▸ TASK STATEMENT
Repeat every entry word for word, but leave the images out of your copy.

##### DATASET RECORDS #####

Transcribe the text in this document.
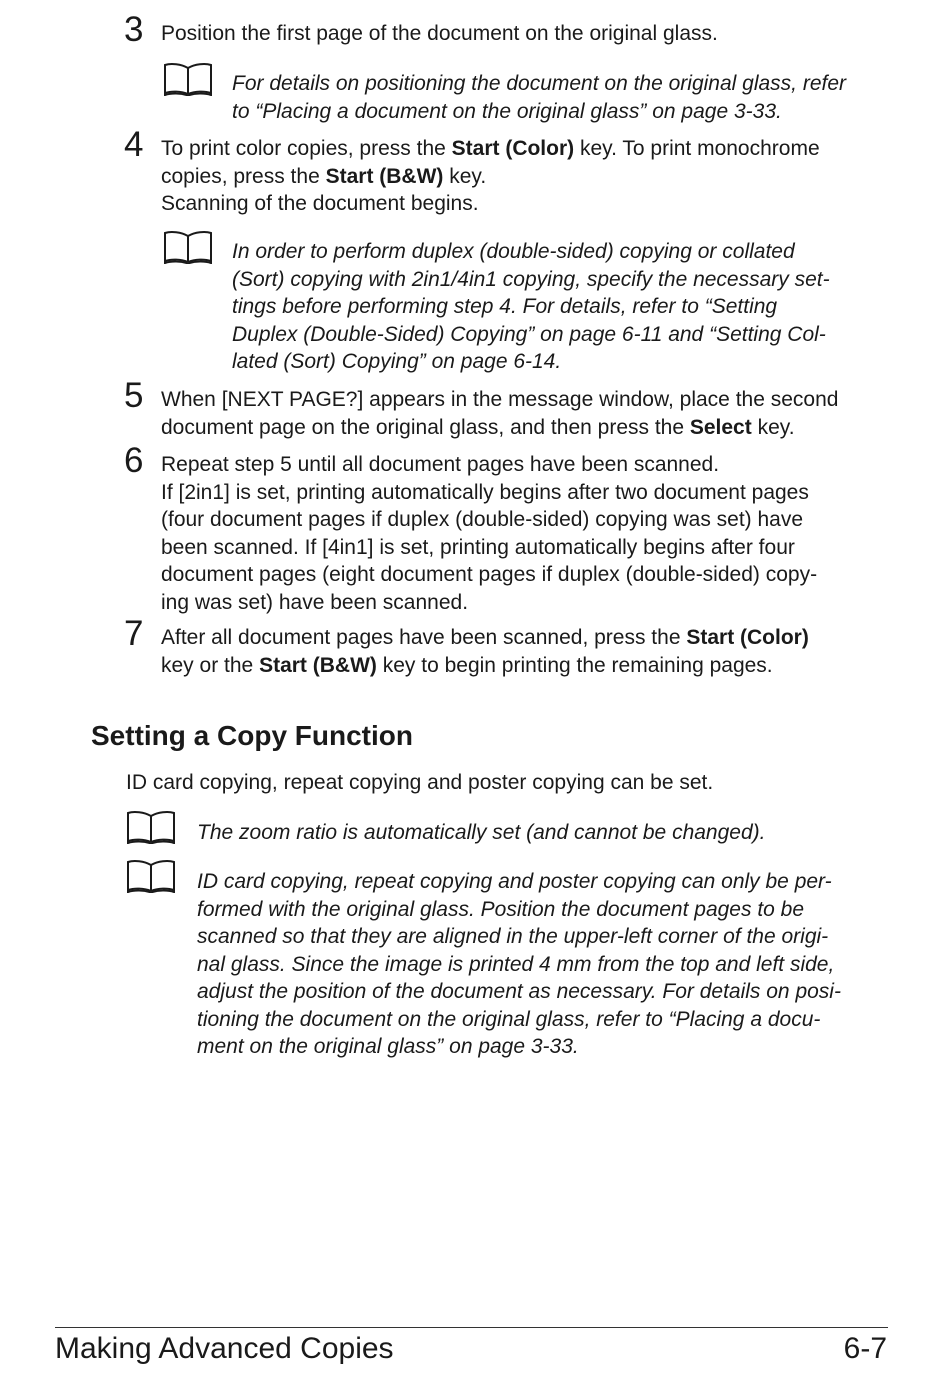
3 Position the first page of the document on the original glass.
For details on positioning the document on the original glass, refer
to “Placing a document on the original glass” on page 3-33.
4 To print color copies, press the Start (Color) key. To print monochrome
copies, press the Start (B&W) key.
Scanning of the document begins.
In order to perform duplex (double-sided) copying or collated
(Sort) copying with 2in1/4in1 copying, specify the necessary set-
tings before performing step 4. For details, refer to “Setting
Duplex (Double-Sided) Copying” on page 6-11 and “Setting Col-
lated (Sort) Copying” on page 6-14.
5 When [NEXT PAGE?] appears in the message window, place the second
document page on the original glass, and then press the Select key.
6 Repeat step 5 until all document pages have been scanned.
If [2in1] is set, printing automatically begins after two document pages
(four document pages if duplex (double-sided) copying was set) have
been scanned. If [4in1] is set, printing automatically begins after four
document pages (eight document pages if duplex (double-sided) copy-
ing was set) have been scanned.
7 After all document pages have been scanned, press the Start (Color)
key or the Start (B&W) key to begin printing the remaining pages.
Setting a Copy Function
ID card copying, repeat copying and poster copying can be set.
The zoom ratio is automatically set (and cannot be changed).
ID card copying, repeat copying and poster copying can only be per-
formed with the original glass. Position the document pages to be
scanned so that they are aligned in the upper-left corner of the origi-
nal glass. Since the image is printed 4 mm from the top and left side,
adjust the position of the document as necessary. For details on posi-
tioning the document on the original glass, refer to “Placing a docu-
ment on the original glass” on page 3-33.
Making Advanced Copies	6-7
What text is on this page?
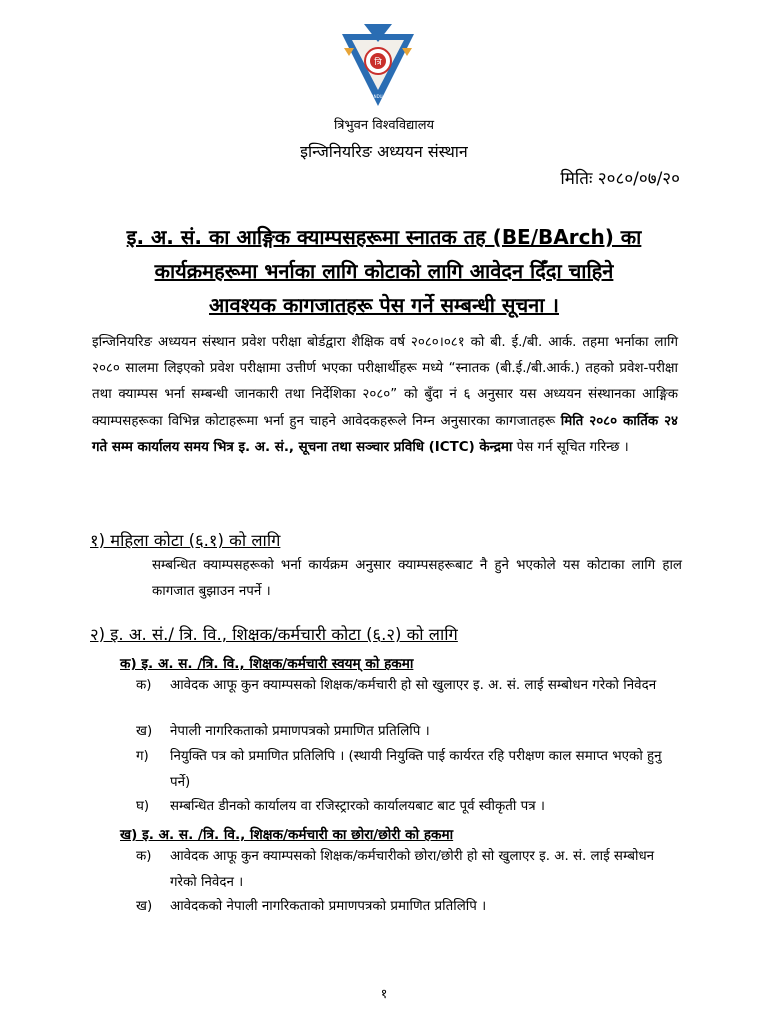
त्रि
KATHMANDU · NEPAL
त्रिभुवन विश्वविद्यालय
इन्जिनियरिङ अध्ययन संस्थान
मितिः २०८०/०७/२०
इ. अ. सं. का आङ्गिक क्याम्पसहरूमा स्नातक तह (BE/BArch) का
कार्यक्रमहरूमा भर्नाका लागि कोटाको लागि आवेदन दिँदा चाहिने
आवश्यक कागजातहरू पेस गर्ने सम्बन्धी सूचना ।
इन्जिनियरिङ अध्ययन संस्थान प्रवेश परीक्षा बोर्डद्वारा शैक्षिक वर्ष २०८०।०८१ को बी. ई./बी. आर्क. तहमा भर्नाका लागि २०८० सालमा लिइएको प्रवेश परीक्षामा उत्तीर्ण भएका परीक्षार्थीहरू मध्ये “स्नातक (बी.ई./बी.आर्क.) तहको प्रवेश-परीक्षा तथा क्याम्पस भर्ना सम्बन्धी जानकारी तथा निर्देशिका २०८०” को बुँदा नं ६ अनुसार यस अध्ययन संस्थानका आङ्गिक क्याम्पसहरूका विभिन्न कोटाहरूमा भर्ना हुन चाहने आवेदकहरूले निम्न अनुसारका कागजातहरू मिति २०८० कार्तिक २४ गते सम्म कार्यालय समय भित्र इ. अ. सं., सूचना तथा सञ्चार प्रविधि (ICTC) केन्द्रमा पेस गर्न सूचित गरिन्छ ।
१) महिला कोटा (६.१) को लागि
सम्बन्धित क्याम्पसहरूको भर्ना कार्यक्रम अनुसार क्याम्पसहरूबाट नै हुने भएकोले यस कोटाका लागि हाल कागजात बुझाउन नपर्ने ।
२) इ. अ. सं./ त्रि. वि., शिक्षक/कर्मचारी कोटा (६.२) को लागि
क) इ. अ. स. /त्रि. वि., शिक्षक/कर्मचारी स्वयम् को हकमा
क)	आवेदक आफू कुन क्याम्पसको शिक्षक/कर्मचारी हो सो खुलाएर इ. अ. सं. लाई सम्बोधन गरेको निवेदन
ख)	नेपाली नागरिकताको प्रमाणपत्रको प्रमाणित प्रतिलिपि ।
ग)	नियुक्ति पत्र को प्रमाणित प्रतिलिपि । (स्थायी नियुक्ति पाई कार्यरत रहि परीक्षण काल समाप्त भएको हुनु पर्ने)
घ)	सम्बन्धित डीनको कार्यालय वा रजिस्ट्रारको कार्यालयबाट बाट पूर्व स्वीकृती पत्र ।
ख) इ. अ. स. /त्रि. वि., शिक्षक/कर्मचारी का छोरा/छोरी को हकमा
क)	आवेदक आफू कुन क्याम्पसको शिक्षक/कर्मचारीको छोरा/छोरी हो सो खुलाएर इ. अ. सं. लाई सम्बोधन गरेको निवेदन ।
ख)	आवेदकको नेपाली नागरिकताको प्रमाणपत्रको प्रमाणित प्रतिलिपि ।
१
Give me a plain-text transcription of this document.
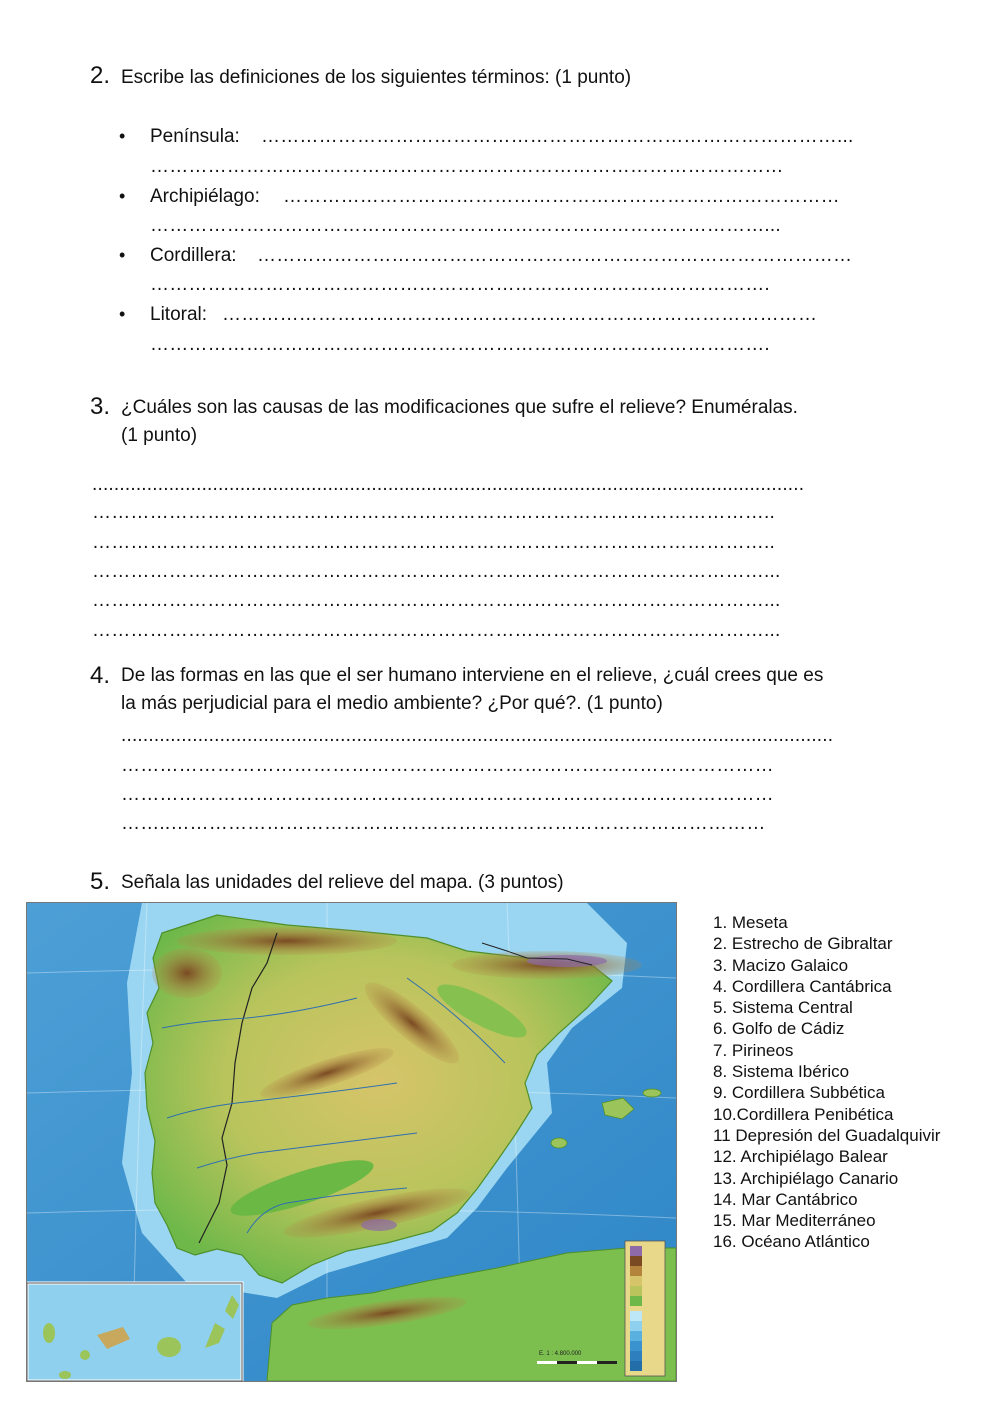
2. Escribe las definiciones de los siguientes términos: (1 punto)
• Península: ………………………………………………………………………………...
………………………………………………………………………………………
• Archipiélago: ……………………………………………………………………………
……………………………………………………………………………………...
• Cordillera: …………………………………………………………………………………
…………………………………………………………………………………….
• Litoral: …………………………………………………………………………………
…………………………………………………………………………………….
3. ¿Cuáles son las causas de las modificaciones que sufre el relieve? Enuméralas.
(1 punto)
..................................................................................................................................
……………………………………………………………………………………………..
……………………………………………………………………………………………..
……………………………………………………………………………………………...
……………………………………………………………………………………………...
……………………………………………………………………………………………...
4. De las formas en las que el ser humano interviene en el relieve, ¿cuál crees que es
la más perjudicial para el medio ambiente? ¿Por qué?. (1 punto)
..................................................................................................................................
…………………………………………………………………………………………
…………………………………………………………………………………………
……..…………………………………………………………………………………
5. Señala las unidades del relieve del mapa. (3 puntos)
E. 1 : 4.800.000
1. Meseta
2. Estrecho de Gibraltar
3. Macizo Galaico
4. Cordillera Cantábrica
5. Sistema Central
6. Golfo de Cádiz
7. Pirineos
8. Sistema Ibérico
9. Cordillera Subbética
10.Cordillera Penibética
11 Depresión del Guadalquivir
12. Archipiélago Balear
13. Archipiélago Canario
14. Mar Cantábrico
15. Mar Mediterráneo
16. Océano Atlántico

#####

▸ SOLVED EXERCISE
Transcribe the text in this document.
3 Position the first page of the document on the original glass.
For details on positioning the document on the original glass, refer
to “Placing a document on the original glass” on page 3-33.
4 To print color copies, press the Start (Color) key. To print monochrome
copies, press the Start (B&W) key.
Scanning of the document begins.
In order to perform duplex (double-sided) copying or collated
(Sort) copying with 2in1/4in1 copying, specify the necessary set-
tings before performing step 4. For details, refer to “Setting
Duplex (Double-Sided) Copying” on page 6-11 and “Setting Col-
lated (Sort) Copying” on page 6-14.
5 When [NEXT PAGE?] appears in the message window, place the second
document page on the original glass, and then press the Select key.
6 Repeat step 5 until all document pages have been scanned.
If [2in1] is set, printing automatically begins after two document pages
(four document pages if duplex (double-sided) copying was set) have
been scanned. If [4in1] is set, printing automatically begins after four
document pages (eight document pages if duplex (double-sided) copy-
ing was set) have been scanned.
7 After all document pages have been scanned, press the Start (Color)
key or the Start (B&W) key to begin printing the remaining pages.
Setting a Copy Function
ID card copying, repeat copying and poster copying can be set.
The zoom ratio is automatically set (and cannot be changed).
ID card copying, repeat copying and poster copying can only be per-
formed with the original glass. Position the document pages to be
scanned so that they are aligned in the upper-left corner of the origi-
nal glass. Since the image is printed 4 mm from the top and left side,
adjust the position of the document as necessary. For details on posi-
tioning the document on the original glass, refer to “Placing a docu-
ment on the original glass” on page 3-33.
Making Advanced Copies	6-7
What text is on this page?
त्रि
KATHMANDU · NEPAL
त्रिभुवन विश्वविद्यालय
इन्जिनियरिङ अध्ययन संस्थान
मितिः २०८०/०७/२०
इ. अ. सं. का आङ्गिक क्याम्पसहरूमा स्नातक तह (BE/BArch) का
कार्यक्रमहरूमा भर्नाका लागि कोटाको लागि आवेदन दिँदा चाहिने
आवश्यक कागजातहरू पेस गर्ने सम्बन्धी सूचना ।
इन्जिनियरिङ अध्ययन संस्थान प्रवेश परीक्षा बोर्डद्वारा शैक्षिक वर्ष २०८०।०८१ को बी. ई./बी. आर्क. तहमा भर्नाका लागि २०८० सालमा लिइएको प्रवेश परीक्षामा उत्तीर्ण भएका परीक्षार्थीहरू मध्ये “स्नातक (बी.ई./बी.आर्क.) तहको प्रवेश-परीक्षा तथा क्याम्पस भर्ना सम्बन्धी जानकारी तथा निर्देशिका २०८०” को बुँदा नं ६ अनुसार यस अध्ययन संस्थानका आङ्गिक क्याम्पसहरूका विभिन्न कोटाहरूमा भर्ना हुन चाहने आवेदकहरूले निम्न अनुसारका कागजातहरू मिति २०८० कार्तिक २४ गते सम्म कार्यालय समय भित्र इ. अ. सं., सूचना तथा सञ्चार प्रविधि (ICTC) केन्द्रमा पेस गर्न सूचित गरिन्छ ।
१) महिला कोटा (६.१) को लागि
सम्बन्धित क्याम्पसहरूको भर्ना कार्यक्रम अनुसार क्याम्पसहरूबाट नै हुने भएकोले यस कोटाका लागि हाल कागजात बुझाउन नपर्ने ।
२) इ. अ. सं./ त्रि. वि., शिक्षक/कर्मचारी कोटा (६.२) को लागि
क) इ. अ. स. /त्रि. वि., शिक्षक/कर्मचारी स्वयम् को हकमा
क)	आवेदक आफू कुन क्याम्पसको शिक्षक/कर्मचारी हो सो खुलाएर इ. अ. सं. लाई सम्बोधन गरेको निवेदन
ख)	नेपाली नागरिकताको प्रमाणपत्रको प्रमाणित प्रतिलिपि ।
ग)	नियुक्ति पत्र को प्रमाणित प्रतिलिपि । (स्थायी नियुक्ति पाई कार्यरत रहि परीक्षण काल समाप्त भएको हुनु पर्ने)
घ)	सम्बन्धित डीनको कार्यालय वा रजिस्ट्रारको कार्यालयबाट बाट पूर्व स्वीकृती पत्र ।
ख) इ. अ. स. /त्रि. वि., शिक्षक/कर्मचारी का छोरा/छोरी को हकमा
क)	आवेदक आफू कुन क्याम्पसको शिक्षक/कर्मचारीको छोरा/छोरी हो सो खुलाएर इ. अ. सं. लाई सम्बोधन गरेको निवेदन ।
ख)	आवेदकको नेपाली नागरिकताको प्रमाणपत्रको प्रमाणित प्रतिलिपि ।
१
Give me a plain-text transcription of this document.
2. Escribe las definiciones de los siguientes términos: (1 punto)
• Península: ………………………………………………………………………………...
………………………………………………………………………………………
• Archipiélago: ……………………………………………………………………………
……………………………………………………………………………………...
• Cordillera: …………………………………………………………………………………
…………………………………………………………………………………….
• Litoral: …………………………………………………………………………………
…………………………………………………………………………………….
3. ¿Cuáles son las causas de las modificaciones que sufre el relieve? Enuméralas.
(1 punto)
..................................................................................................................................
……………………………………………………………………………………………..
……………………………………………………………………………………………..
……………………………………………………………………………………………...
……………………………………………………………………………………………...
……………………………………………………………………………………………...
4. De las formas en las que el ser humano interviene en el relieve, ¿cuál crees que es
la más perjudicial para el medio ambiente? ¿Por qué?. (1 punto)
..................................................................................................................................
…………………………………………………………………………………………
…………………………………………………………………………………………
……..…………………………………………………………………………………
5. Señala las unidades del relieve del mapa. (3 puntos)
E. 1 : 4.800.000
1. Meseta
2. Estrecho de Gibraltar
3. Macizo Galaico
4. Cordillera Cantábrica
5. Sistema Central
6. Golfo de Cádiz
7. Pirineos
8. Sistema Ibérico
9. Cordillera Subbética
10.Cordillera Penibética
11 Depresión del Guadalquivir
12. Archipiélago Balear
13. Archipiélago Canario
14. Mar Cantábrico
15. Mar Mediterráneo
16. Océano Atlántico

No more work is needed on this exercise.